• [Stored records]
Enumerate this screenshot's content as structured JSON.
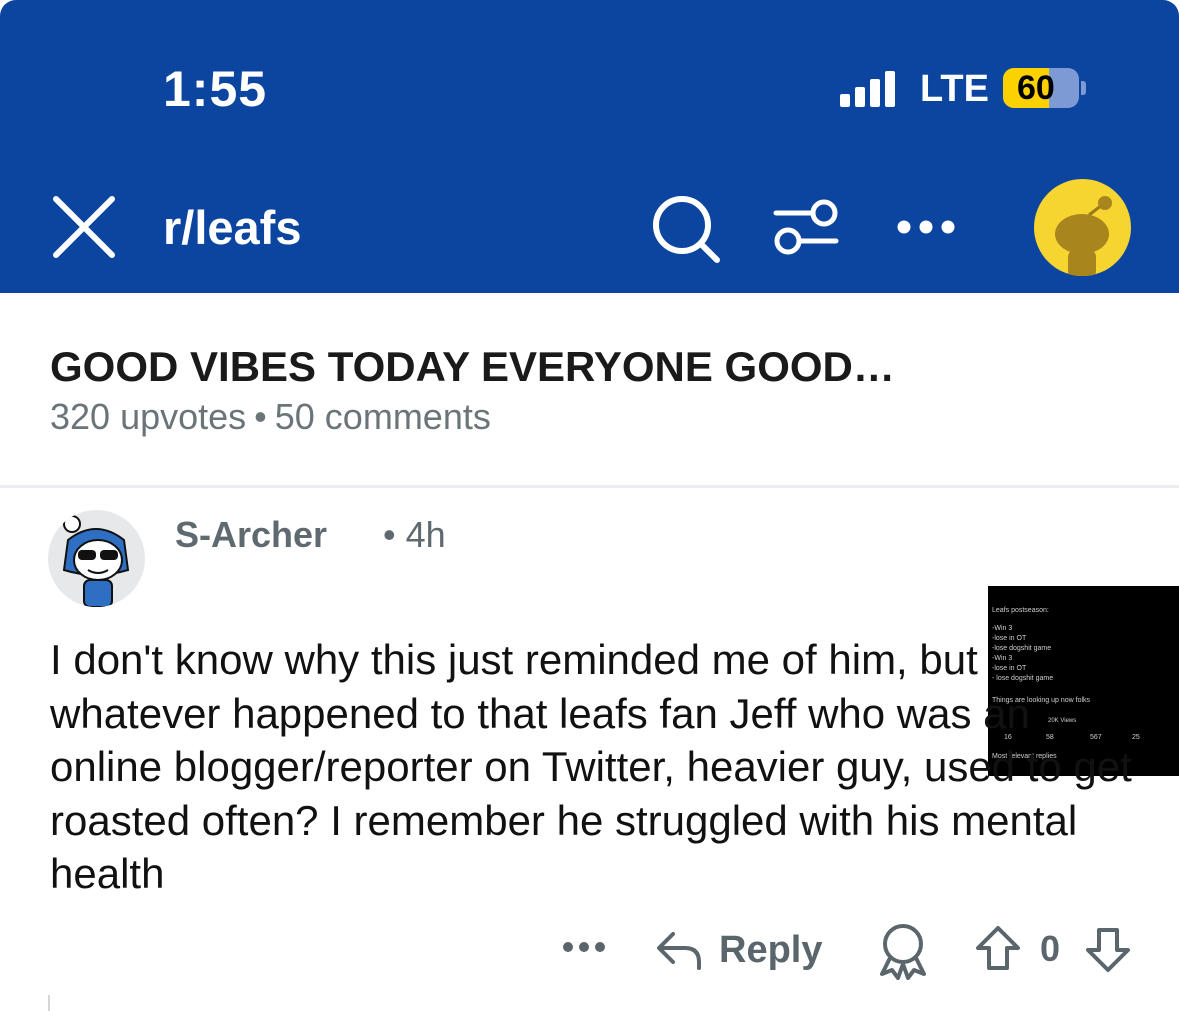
{
  "status_bar": {
    "time": "1:55",
    "network": "LTE",
    "battery": "60",
    "battery_level": 0.6,
    "signal_icon": "cellular-signal-icon"
  },
  "nav": {
    "title": "r/leafs",
    "close_icon": "close-icon",
    "search_icon": "search-icon",
    "filter_icon": "filter-icon",
    "more_icon": "more-icon",
    "avatar_icon": "user-avatar"
  },
  "post": {
    "title": "GOOD VIBES TODAY EVERYONE GOOD…",
    "upvotes": "320 upvotes",
    "separator": "•",
    "comments": "50 comments",
    "thumbnail_lines": [
      "Leafs postseason:",
      "-Win 3",
      "-lose in OT",
      "-lose dogshit game",
      "-Win 3",
      "-lose in OT",
      "- lose dogshit game",
      "Things are looking up now folks",
      "20K Views",
      "16",
      "58",
      "567",
      "25",
      "Most relevant replies"
    ]
  },
  "comment": {
    "author": "S-Archer",
    "separator": "•",
    "age": "4h",
    "body": "I don't know why this just reminded me of him, but whatever happened to that leafs fan Jeff who was an online blogger/reporter on Twitter, heavier guy, used to get roasted often? I remember he struggled with his mental health",
    "reply_label": "Reply",
    "score": "0"
  },
  "colors": {
    "header_bg": "#0c45a0",
    "battery_fill": "#fcd100",
    "avatar_bg": "#f6d530",
    "meta_text": "#6b7478"
  }
}
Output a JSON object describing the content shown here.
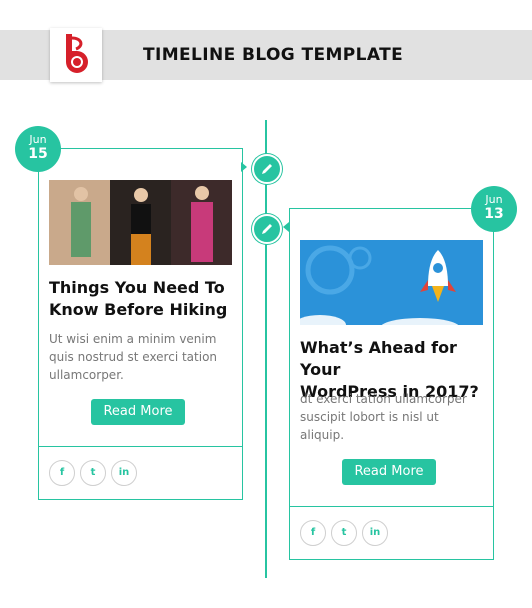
{
  "header": {
    "title": "TIMELINE BLOG TEMPLATE",
    "logo_icon": "brand-logo"
  },
  "colors": {
    "accent": "#27c4a1",
    "header_bg": "#e1e1e1",
    "logo_red": "#d6202a"
  },
  "posts": [
    {
      "date_month": "Jun",
      "date_day": "15",
      "title_line1": "Things You Need To",
      "title_line2": "Know Before Hiking",
      "excerpt_line1": "Ut wisi enim a minim venim",
      "excerpt_line2": "quis nostrud st exerci tation",
      "excerpt_line3": "ullamcorper.",
      "button_label": "Read More",
      "social": [
        "f",
        "t",
        "in"
      ]
    },
    {
      "date_month": "Jun",
      "date_day": "13",
      "title_line1": "What’s Ahead for Your",
      "title_line2": "WordPress in 2017?",
      "excerpt_line1": "dt exerci tation ullamcorper",
      "excerpt_line2": "suscipit lobort is nisl ut",
      "excerpt_line3": "aliquip.",
      "button_label": "Read More",
      "social": [
        "f",
        "t",
        "in"
      ]
    }
  ]
}
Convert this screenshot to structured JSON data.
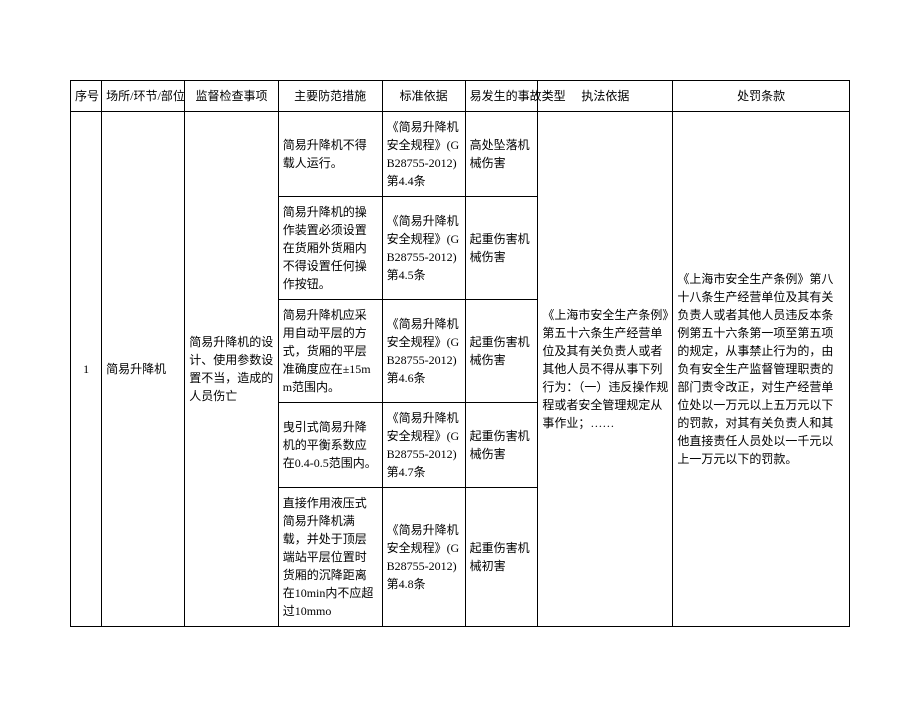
{
  "headers": {
    "seq": "序号",
    "place": "场所/环节/部位",
    "inspect": "监督检查事项",
    "measure": "主要防范措施",
    "standard": "标准依据",
    "accident": "易发生的事故类型",
    "enforce": "执法依据",
    "penalty": "处罚条款"
  },
  "row": {
    "seq": "1",
    "place": "简易升降机",
    "inspect": "简易升降机的设计、使用参数设置不当，造成的人员伤亡",
    "enforce": "《上海市安全生产条例》第五十六条生产经营单位及其有关负责人或者其他人员不得从事下列行为：（一）违反操作规程或者安全管理规定从事作业；……",
    "penalty": "《上海市安全生产条例》第八十八条生产经营单位及其有关负责人或者其他人员违反本条例第五十六条第一项至第五项的规定，从事禁止行为的，由负有安全生产监督管理职责的部门责令改正，对生产经营单位处以一万元以上五万元以下的罚款，对其有关负责人和其他直接责任人员处以一千元以上一万元以下的罚款。",
    "sub": [
      {
        "measure": "简易升降机不得载人运行。",
        "standard": "《简易升降机安全规程》(GB28755-2012)第4.4条",
        "accident": "高处坠落机械伤害"
      },
      {
        "measure": "简易升降机的操作装置必须设置在货厢外货厢内不得设置任何操作按钮。",
        "standard": "《简易升降机安全规程》(GB28755-2012)第4.5条",
        "accident": "起重伤害机械伤害"
      },
      {
        "measure": "简易升降机应采用自动平层的方式，货厢的平层准确度应在±15mm范围内。",
        "standard": "《简易升降机安全规程》(GB28755-2012)第4.6条",
        "accident": "起重伤害机械伤害"
      },
      {
        "measure": "曳引式简易升降机的平衡系数应在0.4-0.5范围内。",
        "standard": "《简易升降机安全规程》(GB28755-2012)第4.7条",
        "accident": "起重伤害机械伤害"
      },
      {
        "measure": "直接作用液压式简易升降机满载，并处于顶层端站平层位置时货厢的沉降距离在10min内不应超过10mmo",
        "standard": "《简易升降机安全规程》(GB28755-2012)第4.8条",
        "accident": "起重伤害机械初害"
      }
    ]
  }
}
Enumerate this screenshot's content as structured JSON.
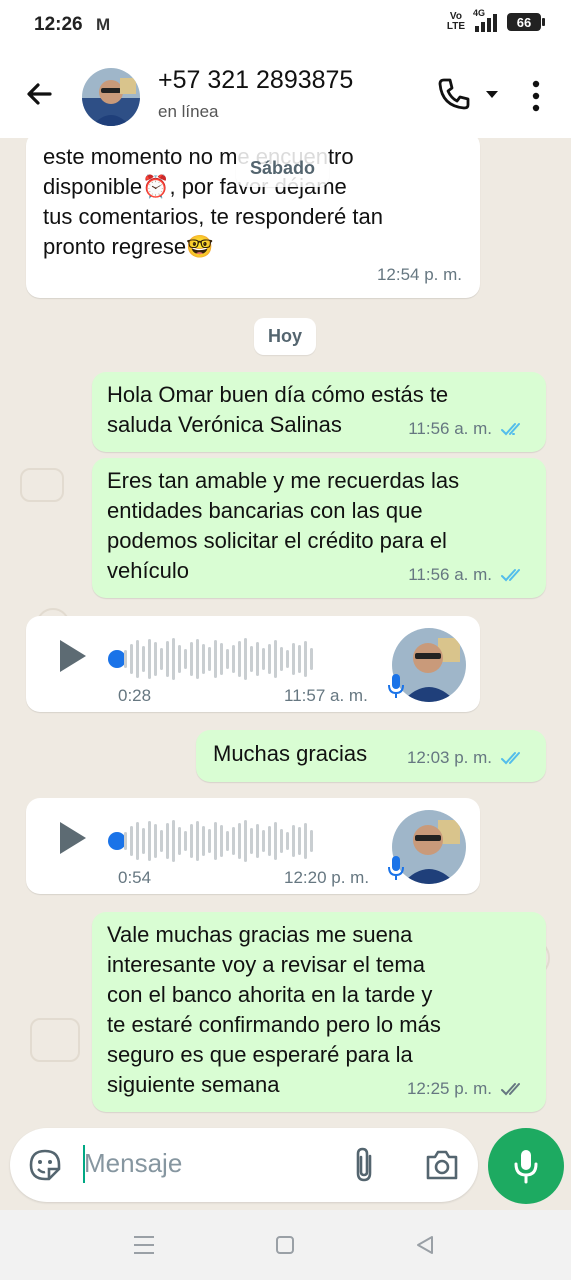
{
  "status_bar": {
    "time": "12:26",
    "app_icon": "gmail-icon",
    "volte": "Vo LTE",
    "network": "4G",
    "battery": "66"
  },
  "header": {
    "contact_name": "+57 321 2893875",
    "contact_status": "en línea"
  },
  "messages": [
    {
      "direction": "incoming",
      "text": "este momento no me encuentro\ndisponible⏰, por favor déjame\ntus comentarios, te responderé tan\npronto regrese🤓",
      "time": "12:54 p. m."
    },
    {
      "direction": "outgoing",
      "text": "Hola Omar buen día cómo estás te\nsaluda Verónica Salinas",
      "time": "11:56 a. m.",
      "status": "read"
    },
    {
      "direction": "outgoing",
      "text": "Eres tan amable y me recuerdas las\nentidades bancarias con las que\npodemos solicitar el crédito para el\nvehículo",
      "time": "11:56 a. m.",
      "status": "read"
    },
    {
      "direction": "incoming",
      "type": "voice",
      "duration": "0:28",
      "time": "11:57 a. m."
    },
    {
      "direction": "outgoing",
      "text": "Muchas gracias",
      "time": "12:03 p. m.",
      "status": "read"
    },
    {
      "direction": "incoming",
      "type": "voice",
      "duration": "0:54",
      "time": "12:20 p. m."
    },
    {
      "direction": "outgoing",
      "text": "Vale muchas gracias me suena\ninteresante voy a revisar el tema\ncon el banco ahorita en la tarde y\nte estaré confirmando pero lo más\nseguro es que esperaré para la\nsiguiente semana",
      "time": "12:25 p. m.",
      "status": "delivered"
    }
  ],
  "date_separators": {
    "sticky": "Sábado",
    "today": "Hoy"
  },
  "input": {
    "placeholder": "Mensaje"
  },
  "colors": {
    "outgoing_bubble": "#d9fdd3",
    "incoming_bubble": "#ffffff",
    "chat_background": "#efeae2",
    "read_ticks": "#53bdeb",
    "delivered_ticks": "#667781",
    "mic_button": "#1daa61"
  }
}
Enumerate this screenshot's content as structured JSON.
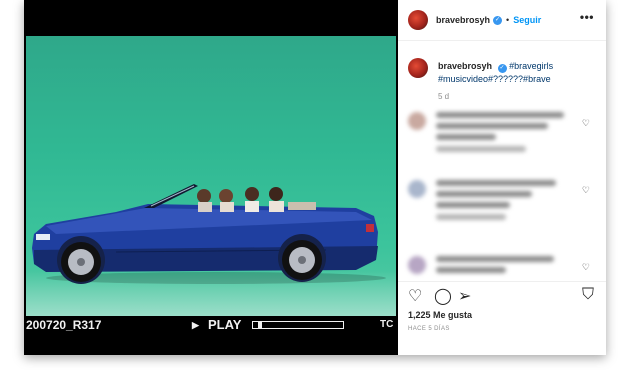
{
  "post": {
    "username": "bravebrosyh",
    "follow_label": "Seguir",
    "more_label": "•••",
    "verified_mark": "✓",
    "caption_tags_line1": "#bravegirls",
    "caption_tags_line2": "#musicvideo#??????#brave",
    "time_ago": "5 d",
    "likes_count": "1,225",
    "likes_label": "Me gusta",
    "posted_date": "HACE 5 DÍAS"
  },
  "video": {
    "clip_id": "200720_R317",
    "play_label": "PLAY",
    "play_icon": "▶",
    "timecode_label": "TC",
    "timeline_progress": 0.06
  },
  "actions": {
    "like_icon": "♡",
    "comment_icon": "◯",
    "share_icon": "➢",
    "save_icon": "⛉"
  },
  "comment_like_icon": "♡",
  "colors": {
    "accent": "#0095f6",
    "verified": "#3897f0",
    "chroma_green": "#30b893",
    "car_blue": "#1f3fa0"
  }
}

• [Aim of the task] Quote every record above exactly, leaving out any pictures.

• [Response below]
Enumerate this screenshot's content as structured JSON.
{
  "status_bar": {
    "time": "1:55",
    "network": "LTE",
    "battery": "60",
    "battery_level": 0.6,
    "signal_icon": "cellular-signal-icon"
  },
  "nav": {
    "title": "r/leafs",
    "close_icon": "close-icon",
    "search_icon": "search-icon",
    "filter_icon": "filter-icon",
    "more_icon": "more-icon",
    "avatar_icon": "user-avatar"
  },
  "post": {
    "title": "GOOD VIBES TODAY EVERYONE GOOD…",
    "upvotes": "320 upvotes",
    "separator": "•",
    "comments": "50 comments",
    "thumbnail_lines": [
      "Leafs postseason:",
      "-Win 3",
      "-lose in OT",
      "-lose dogshit game",
      "-Win 3",
      "-lose in OT",
      "- lose dogshit game",
      "Things are looking up now folks",
      "20K Views",
      "16",
      "58",
      "567",
      "25",
      "Most relevant replies"
    ]
  },
  "comment": {
    "author": "S-Archer",
    "separator": "•",
    "age": "4h",
    "body": "I don't know why this just reminded me of him, but whatever happened to that leafs fan Jeff who was an online blogger/reporter on Twitter, heavier guy, used to get roasted often? I remember he struggled with his mental health",
    "reply_label": "Reply",
    "score": "0"
  },
  "colors": {
    "header_bg": "#0c45a0",
    "battery_fill": "#fcd100",
    "avatar_bg": "#f6d530",
    "meta_text": "#6b7478"
  }
}
Output a JSON object describing the content shown here.
{
  "header": {
    "title": "TIMELINE BLOG TEMPLATE",
    "logo_icon": "brand-logo"
  },
  "colors": {
    "accent": "#27c4a1",
    "header_bg": "#e1e1e1",
    "logo_red": "#d6202a"
  },
  "posts": [
    {
      "date_month": "Jun",
      "date_day": "15",
      "title_line1": "Things You Need To",
      "title_line2": "Know Before Hiking",
      "excerpt_line1": "Ut wisi enim a minim venim",
      "excerpt_line2": "quis nostrud st exerci tation",
      "excerpt_line3": "ullamcorper.",
      "button_label": "Read More",
      "social": [
        "f",
        "t",
        "in"
      ]
    },
    {
      "date_month": "Jun",
      "date_day": "13",
      "title_line1": "What’s Ahead for Your",
      "title_line2": "WordPress in 2017?",
      "excerpt_line1": "dt exerci tation ullamcorper",
      "excerpt_line2": "suscipit lobort is nisl ut",
      "excerpt_line3": "aliquip.",
      "button_label": "Read More",
      "social": [
        "f",
        "t",
        "in"
      ]
    }
  ]
}
Convert this screenshot to structured JSON data.
{
  "headers": {
    "seq": "序号",
    "place": "场所/环节/部位",
    "inspect": "监督检查事项",
    "measure": "主要防范措施",
    "standard": "标准依据",
    "accident": "易发生的事故类型",
    "enforce": "执法依据",
    "penalty": "处罚条款"
  },
  "row": {
    "seq": "1",
    "place": "简易升降机",
    "inspect": "简易升降机的设计、使用参数设置不当，造成的人员伤亡",
    "enforce": "《上海市安全生产条例》第五十六条生产经营单位及其有关负责人或者其他人员不得从事下列行为：（一）违反操作规程或者安全管理规定从事作业；……",
    "penalty": "《上海市安全生产条例》第八十八条生产经营单位及其有关负责人或者其他人员违反本条例第五十六条第一项至第五项的规定，从事禁止行为的，由负有安全生产监督管理职责的部门责令改正，对生产经营单位处以一万元以上五万元以下的罚款，对其有关负责人和其他直接责任人员处以一千元以上一万元以下的罚款。",
    "sub": [
      {
        "measure": "简易升降机不得载人运行。",
        "standard": "《简易升降机安全规程》(GB28755-2012)第4.4条",
        "accident": "高处坠落机械伤害"
      },
      {
        "measure": "简易升降机的操作装置必须设置在货厢外货厢内不得设置任何操作按钮。",
        "standard": "《简易升降机安全规程》(GB28755-2012)第4.5条",
        "accident": "起重伤害机械伤害"
      },
      {
        "measure": "简易升降机应采用自动平层的方式，货厢的平层准确度应在±15mm范围内。",
        "standard": "《简易升降机安全规程》(GB28755-2012)第4.6条",
        "accident": "起重伤害机械伤害"
      },
      {
        "measure": "曳引式简易升降机的平衡系数应在0.4-0.5范围内。",
        "standard": "《简易升降机安全规程》(GB28755-2012)第4.7条",
        "accident": "起重伤害机械伤害"
      },
      {
        "measure": "直接作用液压式简易升降机满载，并处于顶层端站平层位置时货厢的沉降距离在10min内不应超过10mmo",
        "standard": "《简易升降机安全规程》(GB28755-2012)第4.8条",
        "accident": "起重伤害机械初害"
      }
    ]
  }
}
Enumerate this screenshot's content as structured JSON.
{
  "status_bar": {
    "time": "12:26",
    "app_icon": "gmail-icon",
    "volte": "Vo LTE",
    "network": "4G",
    "battery": "66"
  },
  "header": {
    "contact_name": "+57 321 2893875",
    "contact_status": "en línea"
  },
  "messages": [
    {
      "direction": "incoming",
      "text": "este momento no me encuentro\ndisponible⏰, por favor déjame\ntus comentarios, te responderé tan\npronto regrese🤓",
      "time": "12:54 p. m."
    },
    {
      "direction": "outgoing",
      "text": "Hola Omar buen día cómo estás te\nsaluda Verónica Salinas",
      "time": "11:56 a. m.",
      "status": "read"
    },
    {
      "direction": "outgoing",
      "text": "Eres tan amable y me recuerdas las\nentidades bancarias con las que\npodemos solicitar el crédito para el\nvehículo",
      "time": "11:56 a. m.",
      "status": "read"
    },
    {
      "direction": "incoming",
      "type": "voice",
      "duration": "0:28",
      "time": "11:57 a. m."
    },
    {
      "direction": "outgoing",
      "text": "Muchas gracias",
      "time": "12:03 p. m.",
      "status": "read"
    },
    {
      "direction": "incoming",
      "type": "voice",
      "duration": "0:54",
      "time": "12:20 p. m."
    },
    {
      "direction": "outgoing",
      "text": "Vale muchas gracias me suena\ninteresante voy a revisar el tema\ncon el banco ahorita en la tarde y\nte estaré confirmando pero lo más\nseguro es que esperaré para la\nsiguiente semana",
      "time": "12:25 p. m.",
      "status": "delivered"
    }
  ],
  "date_separators": {
    "sticky": "Sábado",
    "today": "Hoy"
  },
  "input": {
    "placeholder": "Mensaje"
  },
  "colors": {
    "outgoing_bubble": "#d9fdd3",
    "incoming_bubble": "#ffffff",
    "chat_background": "#efeae2",
    "read_ticks": "#53bdeb",
    "delivered_ticks": "#667781",
    "mic_button": "#1daa61"
  }
}
Enumerate this screenshot's content as structured JSON.
{
  "post": {
    "username": "bravebrosyh",
    "follow_label": "Seguir",
    "more_label": "•••",
    "verified_mark": "✓",
    "caption_tags_line1": "#bravegirls",
    "caption_tags_line2": "#musicvideo#??????#brave",
    "time_ago": "5 d",
    "likes_count": "1,225",
    "likes_label": "Me gusta",
    "posted_date": "HACE 5 DÍAS"
  },
  "video": {
    "clip_id": "200720_R317",
    "play_label": "PLAY",
    "play_icon": "▶",
    "timecode_label": "TC",
    "timeline_progress": 0.06
  },
  "actions": {
    "like_icon": "♡",
    "comment_icon": "◯",
    "share_icon": "➢",
    "save_icon": "⛉"
  },
  "comment_like_icon": "♡",
  "colors": {
    "accent": "#0095f6",
    "verified": "#3897f0",
    "chroma_green": "#30b893",
    "car_blue": "#1f3fa0"
  }
}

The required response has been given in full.